>> begin STORED ROWS

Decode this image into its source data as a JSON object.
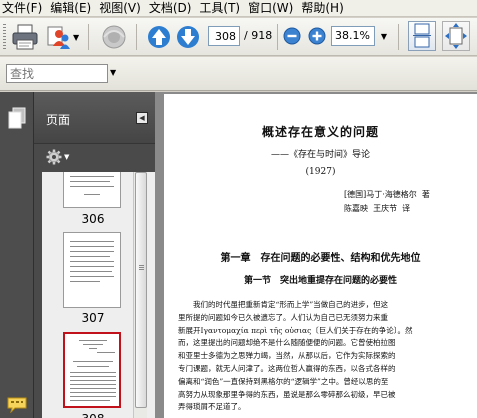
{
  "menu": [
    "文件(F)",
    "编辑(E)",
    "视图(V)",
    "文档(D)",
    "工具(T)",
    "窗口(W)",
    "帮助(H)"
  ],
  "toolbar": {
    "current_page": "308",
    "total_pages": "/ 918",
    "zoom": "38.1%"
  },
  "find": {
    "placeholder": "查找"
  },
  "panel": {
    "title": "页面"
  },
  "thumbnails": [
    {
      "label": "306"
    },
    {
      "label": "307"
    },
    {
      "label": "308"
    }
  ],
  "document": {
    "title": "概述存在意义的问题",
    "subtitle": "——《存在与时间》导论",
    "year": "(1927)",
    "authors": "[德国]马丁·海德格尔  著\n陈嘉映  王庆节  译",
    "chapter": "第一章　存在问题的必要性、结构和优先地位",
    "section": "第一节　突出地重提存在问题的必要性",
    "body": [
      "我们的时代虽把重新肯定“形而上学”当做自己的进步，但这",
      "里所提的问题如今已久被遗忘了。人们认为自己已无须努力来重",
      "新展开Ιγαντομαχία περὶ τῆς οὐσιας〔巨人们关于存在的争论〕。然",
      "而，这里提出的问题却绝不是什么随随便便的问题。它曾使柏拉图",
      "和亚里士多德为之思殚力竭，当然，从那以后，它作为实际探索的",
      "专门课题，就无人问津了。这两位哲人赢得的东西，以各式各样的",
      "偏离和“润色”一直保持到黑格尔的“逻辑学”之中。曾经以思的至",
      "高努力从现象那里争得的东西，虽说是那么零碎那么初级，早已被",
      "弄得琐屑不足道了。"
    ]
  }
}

>> end STORED ROWS

> [WHAT NEEDS TO BE DONE] Repeat the data exactly, dropping every picture it holds.

> [IN RESPONSE]
Decode this image into its source data as a JSON object.
{
  "menu": [
    "文件(F)",
    "编辑(E)",
    "视图(V)",
    "文档(D)",
    "工具(T)",
    "窗口(W)",
    "帮助(H)"
  ],
  "toolbar": {
    "current_page": "308",
    "total_pages": "/ 918",
    "zoom": "38.1%"
  },
  "find": {
    "placeholder": "查找"
  },
  "panel": {
    "title": "页面"
  },
  "thumbnails": [
    {
      "label": "306"
    },
    {
      "label": "307"
    },
    {
      "label": "308"
    }
  ],
  "document": {
    "title": "概述存在意义的问题",
    "subtitle": "——《存在与时间》导论",
    "year": "(1927)",
    "authors": "[德国]马丁·海德格尔  著\n陈嘉映  王庆节  译",
    "chapter": "第一章　存在问题的必要性、结构和优先地位",
    "section": "第一节　突出地重提存在问题的必要性",
    "body": [
      "我们的时代虽把重新肯定“形而上学”当做自己的进步，但这",
      "里所提的问题如今已久被遗忘了。人们认为自己已无须努力来重",
      "新展开Ιγαντομαχία περὶ τῆς οὐσιας〔巨人们关于存在的争论〕。然",
      "而，这里提出的问题却绝不是什么随随便便的问题。它曾使柏拉图",
      "和亚里士多德为之思殚力竭，当然，从那以后，它作为实际探索的",
      "专门课题，就无人问津了。这两位哲人赢得的东西，以各式各样的",
      "偏离和“润色”一直保持到黑格尔的“逻辑学”之中。曾经以思的至",
      "高努力从现象那里争得的东西，虽说是那么零碎那么初级，早已被",
      "弄得琐屑不足道了。"
    ]
  }
}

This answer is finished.